++++ THE DATA ++++

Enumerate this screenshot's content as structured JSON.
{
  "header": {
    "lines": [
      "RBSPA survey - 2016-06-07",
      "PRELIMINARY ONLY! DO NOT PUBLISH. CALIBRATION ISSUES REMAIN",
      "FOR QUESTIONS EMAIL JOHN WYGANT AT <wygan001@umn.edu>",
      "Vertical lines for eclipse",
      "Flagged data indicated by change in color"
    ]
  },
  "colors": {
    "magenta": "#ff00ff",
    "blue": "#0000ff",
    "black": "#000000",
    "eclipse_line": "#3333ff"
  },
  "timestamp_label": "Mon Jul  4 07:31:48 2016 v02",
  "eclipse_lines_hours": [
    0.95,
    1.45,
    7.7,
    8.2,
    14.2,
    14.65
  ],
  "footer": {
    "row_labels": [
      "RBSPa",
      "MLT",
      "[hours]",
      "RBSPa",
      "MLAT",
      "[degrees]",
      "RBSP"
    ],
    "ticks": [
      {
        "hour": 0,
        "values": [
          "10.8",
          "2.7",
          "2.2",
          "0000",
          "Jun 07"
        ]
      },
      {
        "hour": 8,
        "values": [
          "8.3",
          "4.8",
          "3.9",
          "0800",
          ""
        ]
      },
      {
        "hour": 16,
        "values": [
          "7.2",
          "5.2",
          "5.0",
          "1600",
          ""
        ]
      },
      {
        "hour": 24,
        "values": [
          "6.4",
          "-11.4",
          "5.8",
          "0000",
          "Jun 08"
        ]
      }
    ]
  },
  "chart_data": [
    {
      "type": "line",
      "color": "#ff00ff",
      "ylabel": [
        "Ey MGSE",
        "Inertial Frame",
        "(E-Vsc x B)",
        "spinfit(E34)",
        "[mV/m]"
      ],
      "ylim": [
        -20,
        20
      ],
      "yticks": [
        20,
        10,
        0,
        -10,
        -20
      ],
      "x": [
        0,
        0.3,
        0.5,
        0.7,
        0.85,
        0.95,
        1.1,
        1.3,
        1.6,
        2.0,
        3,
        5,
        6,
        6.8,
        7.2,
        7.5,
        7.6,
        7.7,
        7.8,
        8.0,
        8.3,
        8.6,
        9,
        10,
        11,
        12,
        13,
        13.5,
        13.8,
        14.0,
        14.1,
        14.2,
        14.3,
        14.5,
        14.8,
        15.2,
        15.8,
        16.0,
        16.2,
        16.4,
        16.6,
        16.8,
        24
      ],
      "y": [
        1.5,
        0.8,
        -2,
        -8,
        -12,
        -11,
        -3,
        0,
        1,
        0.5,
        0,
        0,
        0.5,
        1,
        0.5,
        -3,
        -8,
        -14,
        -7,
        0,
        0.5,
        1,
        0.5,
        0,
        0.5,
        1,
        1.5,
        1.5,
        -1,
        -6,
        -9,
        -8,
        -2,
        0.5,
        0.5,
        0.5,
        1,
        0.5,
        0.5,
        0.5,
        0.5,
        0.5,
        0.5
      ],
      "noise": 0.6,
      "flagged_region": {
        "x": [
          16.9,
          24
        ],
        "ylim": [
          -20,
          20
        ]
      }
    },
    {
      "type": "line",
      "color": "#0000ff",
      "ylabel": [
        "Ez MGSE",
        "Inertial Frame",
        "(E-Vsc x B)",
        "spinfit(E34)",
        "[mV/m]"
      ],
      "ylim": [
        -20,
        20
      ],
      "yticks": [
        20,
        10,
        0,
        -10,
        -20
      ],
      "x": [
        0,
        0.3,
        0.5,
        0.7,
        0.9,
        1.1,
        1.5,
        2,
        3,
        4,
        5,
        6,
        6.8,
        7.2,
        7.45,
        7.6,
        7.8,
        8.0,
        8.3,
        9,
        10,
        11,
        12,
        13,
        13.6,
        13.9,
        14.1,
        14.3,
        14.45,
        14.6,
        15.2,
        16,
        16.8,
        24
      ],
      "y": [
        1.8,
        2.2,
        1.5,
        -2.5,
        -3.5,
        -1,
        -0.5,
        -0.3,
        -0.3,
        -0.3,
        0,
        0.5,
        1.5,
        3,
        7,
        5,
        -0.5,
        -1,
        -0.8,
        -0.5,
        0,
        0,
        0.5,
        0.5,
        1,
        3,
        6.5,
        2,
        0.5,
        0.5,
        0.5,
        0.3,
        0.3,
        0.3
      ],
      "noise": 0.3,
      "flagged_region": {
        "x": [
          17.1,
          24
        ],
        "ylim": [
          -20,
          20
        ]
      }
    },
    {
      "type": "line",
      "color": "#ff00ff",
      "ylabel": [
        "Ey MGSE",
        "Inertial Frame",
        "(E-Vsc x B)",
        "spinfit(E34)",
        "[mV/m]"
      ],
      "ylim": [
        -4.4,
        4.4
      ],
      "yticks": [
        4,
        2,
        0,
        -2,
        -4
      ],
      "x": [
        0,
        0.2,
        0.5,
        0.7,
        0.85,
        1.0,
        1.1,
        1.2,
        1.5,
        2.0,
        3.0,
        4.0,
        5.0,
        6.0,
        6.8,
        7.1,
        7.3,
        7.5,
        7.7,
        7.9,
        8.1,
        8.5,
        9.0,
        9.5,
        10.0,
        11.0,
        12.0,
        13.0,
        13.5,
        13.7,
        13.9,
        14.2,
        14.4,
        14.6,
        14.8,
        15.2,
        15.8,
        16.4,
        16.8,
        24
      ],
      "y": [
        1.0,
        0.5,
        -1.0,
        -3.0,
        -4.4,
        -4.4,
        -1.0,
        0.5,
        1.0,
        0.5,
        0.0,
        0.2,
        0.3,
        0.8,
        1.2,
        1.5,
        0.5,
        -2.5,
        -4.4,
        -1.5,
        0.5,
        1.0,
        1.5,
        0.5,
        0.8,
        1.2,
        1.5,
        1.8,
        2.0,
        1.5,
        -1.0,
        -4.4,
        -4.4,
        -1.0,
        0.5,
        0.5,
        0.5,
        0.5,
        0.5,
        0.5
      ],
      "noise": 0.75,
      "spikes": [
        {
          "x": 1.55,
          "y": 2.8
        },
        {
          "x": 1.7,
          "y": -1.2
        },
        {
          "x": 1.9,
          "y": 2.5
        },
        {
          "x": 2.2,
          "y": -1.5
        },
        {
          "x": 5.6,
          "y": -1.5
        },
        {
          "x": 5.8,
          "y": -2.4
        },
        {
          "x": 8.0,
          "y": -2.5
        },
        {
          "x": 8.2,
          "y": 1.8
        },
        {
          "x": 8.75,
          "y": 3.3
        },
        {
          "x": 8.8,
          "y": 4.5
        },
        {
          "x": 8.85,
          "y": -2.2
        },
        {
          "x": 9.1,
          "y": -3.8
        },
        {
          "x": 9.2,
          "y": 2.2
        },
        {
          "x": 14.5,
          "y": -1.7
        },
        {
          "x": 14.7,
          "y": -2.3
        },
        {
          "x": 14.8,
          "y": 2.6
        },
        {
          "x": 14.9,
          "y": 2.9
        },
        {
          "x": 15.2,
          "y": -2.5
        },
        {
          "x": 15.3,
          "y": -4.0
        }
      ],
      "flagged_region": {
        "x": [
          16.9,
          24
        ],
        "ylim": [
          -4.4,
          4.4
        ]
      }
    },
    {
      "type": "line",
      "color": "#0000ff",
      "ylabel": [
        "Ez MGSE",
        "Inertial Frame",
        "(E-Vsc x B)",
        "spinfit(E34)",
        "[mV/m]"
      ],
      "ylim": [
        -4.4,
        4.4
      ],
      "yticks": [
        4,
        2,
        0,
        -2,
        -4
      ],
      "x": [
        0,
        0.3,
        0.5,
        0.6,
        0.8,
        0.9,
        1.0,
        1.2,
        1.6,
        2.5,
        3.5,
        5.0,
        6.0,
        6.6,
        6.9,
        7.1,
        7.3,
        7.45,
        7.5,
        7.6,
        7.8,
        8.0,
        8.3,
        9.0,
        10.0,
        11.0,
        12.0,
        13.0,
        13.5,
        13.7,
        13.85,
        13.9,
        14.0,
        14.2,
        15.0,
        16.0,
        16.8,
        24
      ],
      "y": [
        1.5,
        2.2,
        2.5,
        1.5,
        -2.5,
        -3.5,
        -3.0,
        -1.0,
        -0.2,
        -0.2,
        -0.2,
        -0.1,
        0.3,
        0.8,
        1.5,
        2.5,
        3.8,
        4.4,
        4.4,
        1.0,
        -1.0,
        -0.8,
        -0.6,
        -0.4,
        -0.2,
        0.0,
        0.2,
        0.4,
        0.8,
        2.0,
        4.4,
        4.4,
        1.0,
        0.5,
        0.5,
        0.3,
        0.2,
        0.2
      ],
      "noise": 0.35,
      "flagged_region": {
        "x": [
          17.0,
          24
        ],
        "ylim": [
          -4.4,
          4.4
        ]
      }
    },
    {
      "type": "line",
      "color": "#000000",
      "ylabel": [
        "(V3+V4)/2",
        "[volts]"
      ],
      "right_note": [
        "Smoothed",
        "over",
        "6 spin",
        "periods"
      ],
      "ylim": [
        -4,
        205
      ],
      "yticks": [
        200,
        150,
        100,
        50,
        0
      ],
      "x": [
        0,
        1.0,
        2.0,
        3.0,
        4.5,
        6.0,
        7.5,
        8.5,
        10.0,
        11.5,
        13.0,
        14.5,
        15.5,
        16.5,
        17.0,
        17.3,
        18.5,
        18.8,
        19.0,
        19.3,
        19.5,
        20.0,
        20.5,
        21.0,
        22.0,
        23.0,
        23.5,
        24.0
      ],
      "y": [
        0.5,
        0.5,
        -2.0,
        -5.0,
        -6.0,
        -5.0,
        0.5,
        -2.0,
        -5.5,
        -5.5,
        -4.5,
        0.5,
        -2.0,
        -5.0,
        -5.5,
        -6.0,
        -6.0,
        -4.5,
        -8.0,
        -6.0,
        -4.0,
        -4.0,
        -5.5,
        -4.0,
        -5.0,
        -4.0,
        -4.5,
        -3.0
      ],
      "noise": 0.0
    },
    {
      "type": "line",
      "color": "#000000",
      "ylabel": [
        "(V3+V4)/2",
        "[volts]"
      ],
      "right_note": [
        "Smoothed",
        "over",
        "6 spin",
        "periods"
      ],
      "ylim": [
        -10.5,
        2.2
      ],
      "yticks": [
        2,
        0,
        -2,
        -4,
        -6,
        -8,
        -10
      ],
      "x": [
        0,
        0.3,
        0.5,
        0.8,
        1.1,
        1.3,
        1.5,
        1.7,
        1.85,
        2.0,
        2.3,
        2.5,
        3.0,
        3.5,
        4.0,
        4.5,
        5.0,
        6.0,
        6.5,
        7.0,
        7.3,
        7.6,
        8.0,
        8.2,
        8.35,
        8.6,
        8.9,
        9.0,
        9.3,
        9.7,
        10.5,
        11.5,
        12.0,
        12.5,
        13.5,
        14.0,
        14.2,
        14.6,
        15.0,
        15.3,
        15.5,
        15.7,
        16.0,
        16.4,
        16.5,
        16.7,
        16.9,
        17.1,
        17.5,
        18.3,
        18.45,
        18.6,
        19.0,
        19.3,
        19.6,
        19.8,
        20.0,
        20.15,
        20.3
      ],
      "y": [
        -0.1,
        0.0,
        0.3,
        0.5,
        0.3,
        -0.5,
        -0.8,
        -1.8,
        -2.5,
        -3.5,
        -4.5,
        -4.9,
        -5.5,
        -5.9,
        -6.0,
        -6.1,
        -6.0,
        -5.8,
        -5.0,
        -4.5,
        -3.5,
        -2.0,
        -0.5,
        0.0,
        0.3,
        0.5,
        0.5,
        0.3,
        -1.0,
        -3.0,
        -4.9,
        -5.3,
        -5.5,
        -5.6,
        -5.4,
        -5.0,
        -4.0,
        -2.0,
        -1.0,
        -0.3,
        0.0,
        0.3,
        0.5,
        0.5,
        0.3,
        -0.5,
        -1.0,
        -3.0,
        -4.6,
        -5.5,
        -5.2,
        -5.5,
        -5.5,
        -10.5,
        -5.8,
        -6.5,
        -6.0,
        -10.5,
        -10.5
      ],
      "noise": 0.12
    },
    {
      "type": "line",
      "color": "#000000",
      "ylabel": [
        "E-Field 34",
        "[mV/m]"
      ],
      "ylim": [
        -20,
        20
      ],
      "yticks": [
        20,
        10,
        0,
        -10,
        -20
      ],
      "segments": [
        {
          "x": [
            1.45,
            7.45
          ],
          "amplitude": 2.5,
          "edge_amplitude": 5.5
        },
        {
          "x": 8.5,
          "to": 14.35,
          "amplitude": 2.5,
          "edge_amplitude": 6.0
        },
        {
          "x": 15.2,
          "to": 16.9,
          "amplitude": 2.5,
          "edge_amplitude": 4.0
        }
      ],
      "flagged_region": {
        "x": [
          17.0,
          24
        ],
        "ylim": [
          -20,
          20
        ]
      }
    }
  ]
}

++++

In the entries above, locate every line with the word "noise" and copy it.

### RESULT FOR THIS TASK:
      "noise": 0.6,
      "noise": 0.3,
      "noise": 0.75,
      "noise": 0.35,
      "noise": 0.0
      "noise": 0.12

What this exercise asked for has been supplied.